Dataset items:
======

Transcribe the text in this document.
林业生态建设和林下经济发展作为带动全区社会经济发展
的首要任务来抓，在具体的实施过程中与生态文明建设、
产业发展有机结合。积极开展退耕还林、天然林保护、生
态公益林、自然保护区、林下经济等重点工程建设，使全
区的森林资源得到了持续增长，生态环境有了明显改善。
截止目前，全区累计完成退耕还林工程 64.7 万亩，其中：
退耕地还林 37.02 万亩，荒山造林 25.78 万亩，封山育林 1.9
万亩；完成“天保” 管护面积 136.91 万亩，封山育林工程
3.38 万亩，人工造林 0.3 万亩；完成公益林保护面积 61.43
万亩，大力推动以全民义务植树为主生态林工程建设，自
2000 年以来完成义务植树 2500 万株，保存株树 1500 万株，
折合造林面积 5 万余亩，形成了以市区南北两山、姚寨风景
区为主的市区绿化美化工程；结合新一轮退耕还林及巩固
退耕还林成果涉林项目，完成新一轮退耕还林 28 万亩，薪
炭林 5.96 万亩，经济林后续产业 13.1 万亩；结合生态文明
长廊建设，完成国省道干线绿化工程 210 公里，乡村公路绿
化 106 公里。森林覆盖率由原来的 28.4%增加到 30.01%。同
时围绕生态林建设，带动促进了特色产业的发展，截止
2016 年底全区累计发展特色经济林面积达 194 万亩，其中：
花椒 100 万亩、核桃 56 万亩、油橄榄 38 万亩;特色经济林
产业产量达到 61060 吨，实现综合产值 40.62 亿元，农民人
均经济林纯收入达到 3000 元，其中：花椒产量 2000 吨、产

======

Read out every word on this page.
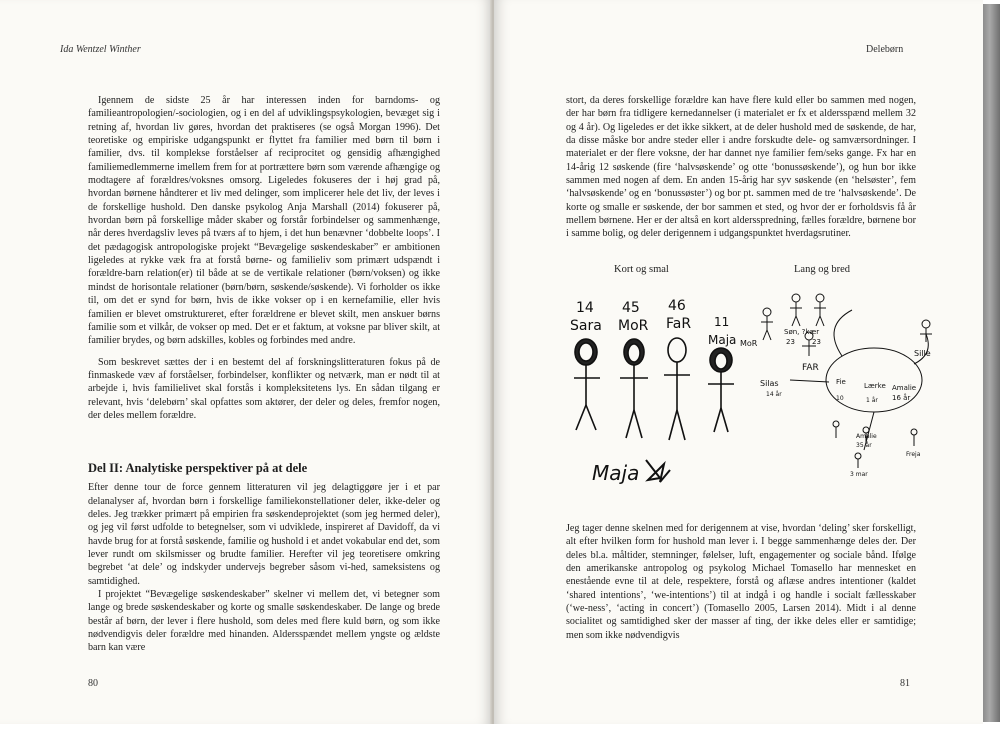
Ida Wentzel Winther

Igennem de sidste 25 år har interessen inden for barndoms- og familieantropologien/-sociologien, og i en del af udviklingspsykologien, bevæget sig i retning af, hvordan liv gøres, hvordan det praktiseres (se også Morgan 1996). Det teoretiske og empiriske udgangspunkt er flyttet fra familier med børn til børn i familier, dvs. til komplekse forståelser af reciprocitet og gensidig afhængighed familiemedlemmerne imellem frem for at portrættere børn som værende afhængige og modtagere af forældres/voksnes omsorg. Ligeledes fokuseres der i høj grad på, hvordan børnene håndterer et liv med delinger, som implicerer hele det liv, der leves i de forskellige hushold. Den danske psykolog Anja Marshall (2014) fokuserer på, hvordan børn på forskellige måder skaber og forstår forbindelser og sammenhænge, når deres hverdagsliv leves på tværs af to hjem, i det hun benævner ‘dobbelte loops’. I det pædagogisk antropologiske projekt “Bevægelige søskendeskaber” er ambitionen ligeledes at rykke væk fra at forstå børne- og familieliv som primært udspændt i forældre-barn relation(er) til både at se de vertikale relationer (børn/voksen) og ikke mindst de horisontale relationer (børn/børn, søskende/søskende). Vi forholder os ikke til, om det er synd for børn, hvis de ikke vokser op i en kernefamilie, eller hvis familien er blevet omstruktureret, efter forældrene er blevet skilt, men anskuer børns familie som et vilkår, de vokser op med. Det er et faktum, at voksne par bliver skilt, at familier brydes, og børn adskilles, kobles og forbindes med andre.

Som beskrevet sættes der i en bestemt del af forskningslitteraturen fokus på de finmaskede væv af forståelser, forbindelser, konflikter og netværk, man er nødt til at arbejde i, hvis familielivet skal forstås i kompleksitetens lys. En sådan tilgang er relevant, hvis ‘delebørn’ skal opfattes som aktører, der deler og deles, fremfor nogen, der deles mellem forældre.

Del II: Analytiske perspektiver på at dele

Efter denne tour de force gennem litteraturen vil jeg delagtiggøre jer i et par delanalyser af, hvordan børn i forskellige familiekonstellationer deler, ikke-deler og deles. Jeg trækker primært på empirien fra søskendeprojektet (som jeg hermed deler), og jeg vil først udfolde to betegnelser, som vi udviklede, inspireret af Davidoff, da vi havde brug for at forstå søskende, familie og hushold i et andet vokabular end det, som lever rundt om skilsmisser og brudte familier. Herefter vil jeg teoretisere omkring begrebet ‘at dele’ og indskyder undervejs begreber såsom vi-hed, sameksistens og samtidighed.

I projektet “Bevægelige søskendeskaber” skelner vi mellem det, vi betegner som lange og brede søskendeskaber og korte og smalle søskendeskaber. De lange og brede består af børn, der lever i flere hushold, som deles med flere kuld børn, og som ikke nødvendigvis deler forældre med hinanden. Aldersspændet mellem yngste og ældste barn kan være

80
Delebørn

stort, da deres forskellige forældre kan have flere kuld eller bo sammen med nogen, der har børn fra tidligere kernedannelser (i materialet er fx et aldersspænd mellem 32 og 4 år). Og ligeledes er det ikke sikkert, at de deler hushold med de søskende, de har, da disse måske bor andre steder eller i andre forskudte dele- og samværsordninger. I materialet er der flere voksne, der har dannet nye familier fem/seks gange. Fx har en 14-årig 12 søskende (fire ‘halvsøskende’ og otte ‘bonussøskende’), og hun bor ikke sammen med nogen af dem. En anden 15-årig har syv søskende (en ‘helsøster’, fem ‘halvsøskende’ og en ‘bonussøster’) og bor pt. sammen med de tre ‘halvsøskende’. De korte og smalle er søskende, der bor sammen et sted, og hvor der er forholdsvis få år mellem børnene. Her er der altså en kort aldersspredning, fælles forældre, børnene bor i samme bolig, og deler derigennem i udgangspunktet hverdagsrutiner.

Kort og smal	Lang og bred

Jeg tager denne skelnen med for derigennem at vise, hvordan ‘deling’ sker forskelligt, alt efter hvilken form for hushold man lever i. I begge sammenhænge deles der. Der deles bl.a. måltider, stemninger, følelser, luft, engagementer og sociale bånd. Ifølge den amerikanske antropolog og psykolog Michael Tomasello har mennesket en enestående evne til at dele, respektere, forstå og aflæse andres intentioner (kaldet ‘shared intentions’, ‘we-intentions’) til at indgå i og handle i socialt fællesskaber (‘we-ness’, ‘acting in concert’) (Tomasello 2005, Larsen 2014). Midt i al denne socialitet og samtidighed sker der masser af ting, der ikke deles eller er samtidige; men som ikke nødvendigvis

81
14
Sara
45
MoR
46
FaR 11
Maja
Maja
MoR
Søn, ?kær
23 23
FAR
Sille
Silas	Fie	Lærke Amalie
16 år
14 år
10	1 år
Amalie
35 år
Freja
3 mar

======

◆ What you will do:
Examine the records and pull out every line where the string "this" occurs.

◆ Problem solution:
Transcribe the text in this document.
Read out every word on this page.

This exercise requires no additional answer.